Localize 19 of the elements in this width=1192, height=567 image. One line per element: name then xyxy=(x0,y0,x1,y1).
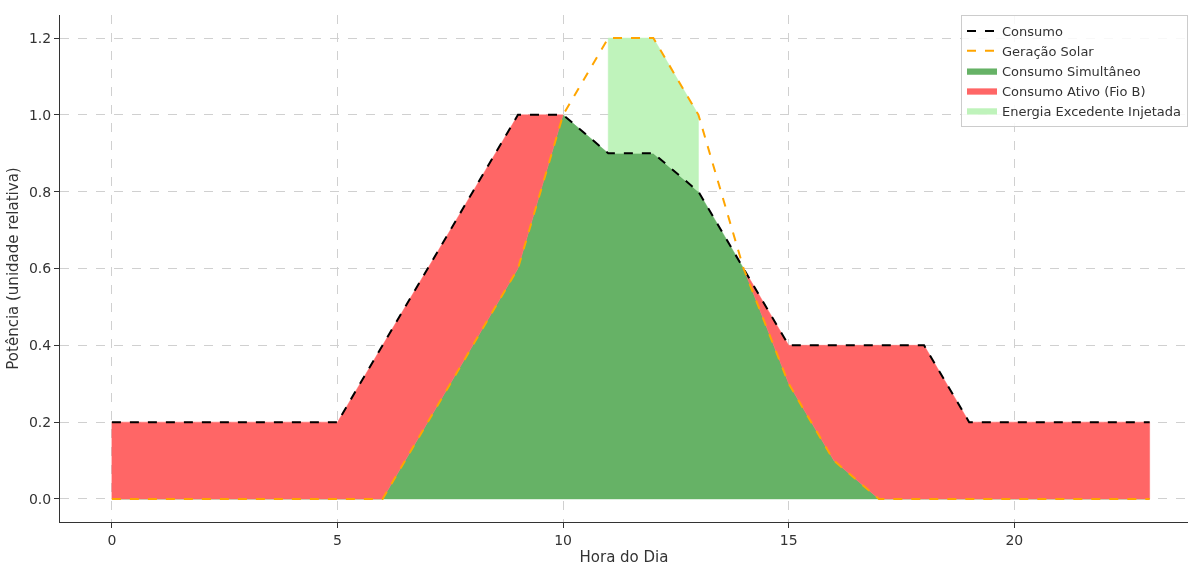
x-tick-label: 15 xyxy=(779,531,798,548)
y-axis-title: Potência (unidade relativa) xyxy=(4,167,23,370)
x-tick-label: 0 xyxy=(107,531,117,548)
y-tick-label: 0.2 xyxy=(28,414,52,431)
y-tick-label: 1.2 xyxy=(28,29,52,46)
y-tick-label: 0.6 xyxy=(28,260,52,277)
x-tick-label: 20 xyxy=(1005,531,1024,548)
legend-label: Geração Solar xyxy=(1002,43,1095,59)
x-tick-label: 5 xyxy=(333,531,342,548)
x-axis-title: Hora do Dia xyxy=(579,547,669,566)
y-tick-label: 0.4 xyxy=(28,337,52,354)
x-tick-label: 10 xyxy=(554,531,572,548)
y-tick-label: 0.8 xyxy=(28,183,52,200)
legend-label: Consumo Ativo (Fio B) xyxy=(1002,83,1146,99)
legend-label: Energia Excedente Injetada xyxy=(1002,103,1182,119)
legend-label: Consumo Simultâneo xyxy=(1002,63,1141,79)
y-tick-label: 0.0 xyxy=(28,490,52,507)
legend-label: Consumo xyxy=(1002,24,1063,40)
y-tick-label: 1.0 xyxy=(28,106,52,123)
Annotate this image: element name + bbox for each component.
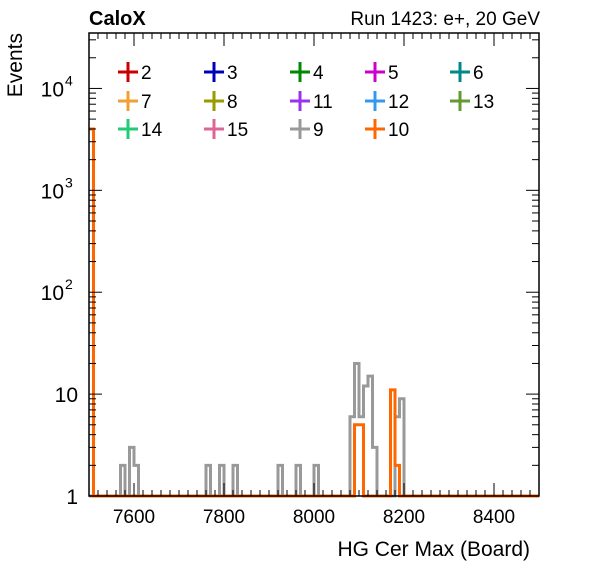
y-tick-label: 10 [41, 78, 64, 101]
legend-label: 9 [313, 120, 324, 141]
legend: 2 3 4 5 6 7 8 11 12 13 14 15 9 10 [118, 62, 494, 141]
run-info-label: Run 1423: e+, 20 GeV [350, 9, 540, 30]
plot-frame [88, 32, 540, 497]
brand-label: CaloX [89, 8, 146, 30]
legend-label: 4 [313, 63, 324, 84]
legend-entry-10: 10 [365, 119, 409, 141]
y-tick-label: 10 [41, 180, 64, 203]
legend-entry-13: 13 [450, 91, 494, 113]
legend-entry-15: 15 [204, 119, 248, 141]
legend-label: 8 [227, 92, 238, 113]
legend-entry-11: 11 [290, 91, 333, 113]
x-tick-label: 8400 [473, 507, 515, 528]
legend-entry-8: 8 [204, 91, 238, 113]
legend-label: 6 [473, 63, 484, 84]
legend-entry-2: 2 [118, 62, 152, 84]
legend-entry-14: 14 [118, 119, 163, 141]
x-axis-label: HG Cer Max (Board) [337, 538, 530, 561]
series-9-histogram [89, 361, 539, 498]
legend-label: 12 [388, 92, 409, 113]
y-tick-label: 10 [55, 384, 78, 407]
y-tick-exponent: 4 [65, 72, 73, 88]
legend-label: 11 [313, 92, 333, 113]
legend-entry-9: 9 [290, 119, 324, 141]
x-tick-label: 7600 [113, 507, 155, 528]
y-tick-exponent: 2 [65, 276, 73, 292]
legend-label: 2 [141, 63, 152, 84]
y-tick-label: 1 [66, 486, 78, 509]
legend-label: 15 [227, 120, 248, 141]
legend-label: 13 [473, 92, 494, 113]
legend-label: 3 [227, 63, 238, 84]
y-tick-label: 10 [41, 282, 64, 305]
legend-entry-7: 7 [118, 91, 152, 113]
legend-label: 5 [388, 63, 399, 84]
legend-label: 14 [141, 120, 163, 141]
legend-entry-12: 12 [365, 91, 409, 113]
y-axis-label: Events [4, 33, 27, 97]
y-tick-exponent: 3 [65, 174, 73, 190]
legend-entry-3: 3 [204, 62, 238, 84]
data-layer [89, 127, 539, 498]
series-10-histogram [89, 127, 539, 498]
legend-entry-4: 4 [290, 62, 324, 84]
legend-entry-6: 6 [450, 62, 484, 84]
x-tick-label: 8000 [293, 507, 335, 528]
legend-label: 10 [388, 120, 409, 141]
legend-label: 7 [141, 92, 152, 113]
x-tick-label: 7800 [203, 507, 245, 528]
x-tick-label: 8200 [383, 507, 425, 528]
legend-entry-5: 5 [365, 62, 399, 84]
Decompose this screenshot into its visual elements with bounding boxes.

...

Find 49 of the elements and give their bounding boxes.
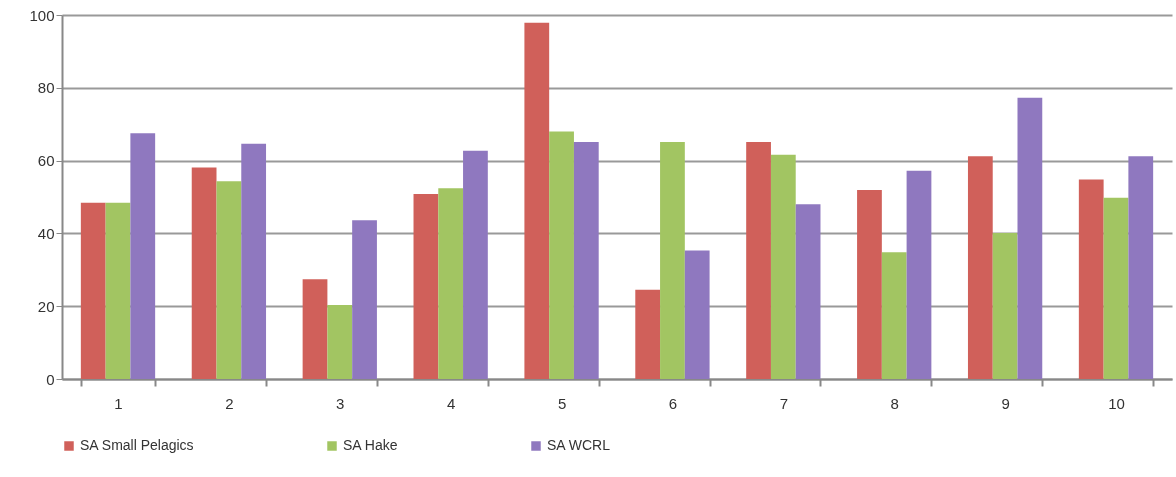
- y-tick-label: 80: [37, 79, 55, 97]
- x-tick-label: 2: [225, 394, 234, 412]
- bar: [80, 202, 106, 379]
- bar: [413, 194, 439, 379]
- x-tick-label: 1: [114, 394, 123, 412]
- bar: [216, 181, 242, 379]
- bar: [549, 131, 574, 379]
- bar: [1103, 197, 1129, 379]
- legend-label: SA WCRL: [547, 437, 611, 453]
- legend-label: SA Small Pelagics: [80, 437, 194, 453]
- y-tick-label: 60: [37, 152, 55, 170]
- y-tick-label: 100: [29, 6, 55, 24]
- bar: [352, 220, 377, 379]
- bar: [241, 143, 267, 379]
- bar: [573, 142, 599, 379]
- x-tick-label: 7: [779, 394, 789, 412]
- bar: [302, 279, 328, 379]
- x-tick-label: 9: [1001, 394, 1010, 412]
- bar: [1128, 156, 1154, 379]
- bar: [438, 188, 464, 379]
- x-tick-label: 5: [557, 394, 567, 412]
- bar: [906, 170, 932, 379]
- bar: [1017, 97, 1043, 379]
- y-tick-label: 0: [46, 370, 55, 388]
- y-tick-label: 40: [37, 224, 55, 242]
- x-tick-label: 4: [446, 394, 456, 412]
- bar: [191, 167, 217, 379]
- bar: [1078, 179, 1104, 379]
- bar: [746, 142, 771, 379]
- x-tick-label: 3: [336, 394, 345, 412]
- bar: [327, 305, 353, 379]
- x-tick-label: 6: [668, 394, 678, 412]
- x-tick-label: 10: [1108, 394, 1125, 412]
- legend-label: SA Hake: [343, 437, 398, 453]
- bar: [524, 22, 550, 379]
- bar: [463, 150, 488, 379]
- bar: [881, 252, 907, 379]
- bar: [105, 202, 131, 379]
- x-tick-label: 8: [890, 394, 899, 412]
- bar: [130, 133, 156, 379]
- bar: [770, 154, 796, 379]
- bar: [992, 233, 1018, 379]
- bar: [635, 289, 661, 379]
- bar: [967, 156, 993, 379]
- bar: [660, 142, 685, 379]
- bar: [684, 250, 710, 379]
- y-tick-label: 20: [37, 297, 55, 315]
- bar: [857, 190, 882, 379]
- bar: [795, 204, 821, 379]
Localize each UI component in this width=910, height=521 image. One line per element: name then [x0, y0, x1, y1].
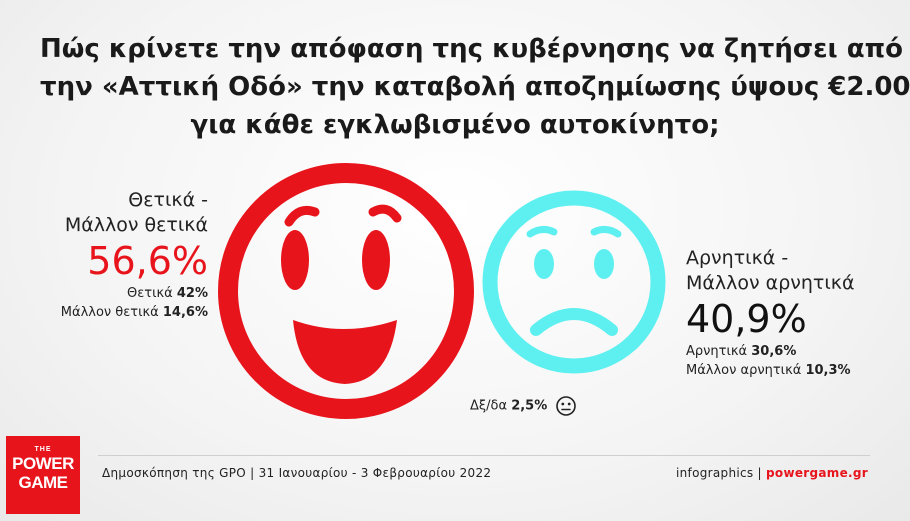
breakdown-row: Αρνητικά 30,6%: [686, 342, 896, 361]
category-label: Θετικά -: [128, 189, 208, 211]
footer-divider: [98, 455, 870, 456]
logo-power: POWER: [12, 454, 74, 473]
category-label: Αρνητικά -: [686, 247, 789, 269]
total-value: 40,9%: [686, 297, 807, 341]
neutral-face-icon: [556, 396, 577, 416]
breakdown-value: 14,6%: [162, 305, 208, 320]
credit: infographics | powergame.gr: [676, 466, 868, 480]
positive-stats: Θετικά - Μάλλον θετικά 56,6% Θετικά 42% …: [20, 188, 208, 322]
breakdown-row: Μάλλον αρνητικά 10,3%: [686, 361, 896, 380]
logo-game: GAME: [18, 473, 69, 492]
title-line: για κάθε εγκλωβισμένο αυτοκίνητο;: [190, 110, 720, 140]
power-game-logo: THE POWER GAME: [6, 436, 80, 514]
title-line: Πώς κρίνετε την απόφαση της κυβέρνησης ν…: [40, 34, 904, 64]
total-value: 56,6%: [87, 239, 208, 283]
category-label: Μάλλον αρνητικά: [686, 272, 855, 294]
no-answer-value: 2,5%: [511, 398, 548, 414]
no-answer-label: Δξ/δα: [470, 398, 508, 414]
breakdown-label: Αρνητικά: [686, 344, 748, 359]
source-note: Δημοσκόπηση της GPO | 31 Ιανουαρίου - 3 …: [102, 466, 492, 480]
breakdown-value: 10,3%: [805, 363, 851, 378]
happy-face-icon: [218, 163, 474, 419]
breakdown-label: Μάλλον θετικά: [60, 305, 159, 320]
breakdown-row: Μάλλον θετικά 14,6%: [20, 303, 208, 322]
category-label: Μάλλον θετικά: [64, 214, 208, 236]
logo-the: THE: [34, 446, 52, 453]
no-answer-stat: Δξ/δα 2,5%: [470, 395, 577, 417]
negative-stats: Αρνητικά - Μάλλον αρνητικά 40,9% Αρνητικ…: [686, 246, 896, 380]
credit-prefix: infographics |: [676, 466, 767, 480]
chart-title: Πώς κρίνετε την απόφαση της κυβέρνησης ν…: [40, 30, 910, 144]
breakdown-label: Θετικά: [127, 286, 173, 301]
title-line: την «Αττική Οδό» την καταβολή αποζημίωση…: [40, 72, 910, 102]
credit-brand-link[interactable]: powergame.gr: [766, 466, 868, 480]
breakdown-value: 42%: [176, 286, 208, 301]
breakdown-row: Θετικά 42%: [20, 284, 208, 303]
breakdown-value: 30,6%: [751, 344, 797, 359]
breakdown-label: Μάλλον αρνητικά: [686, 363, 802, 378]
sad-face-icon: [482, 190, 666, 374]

Problem statement ->
List every line of the listing above that contains the word "component".

Exercise output ->
Annotate this image: element name + bbox for each component.
Localize each UI component in this width=910, height=521 image. One line per element: name then [x0, y0, x1, y1].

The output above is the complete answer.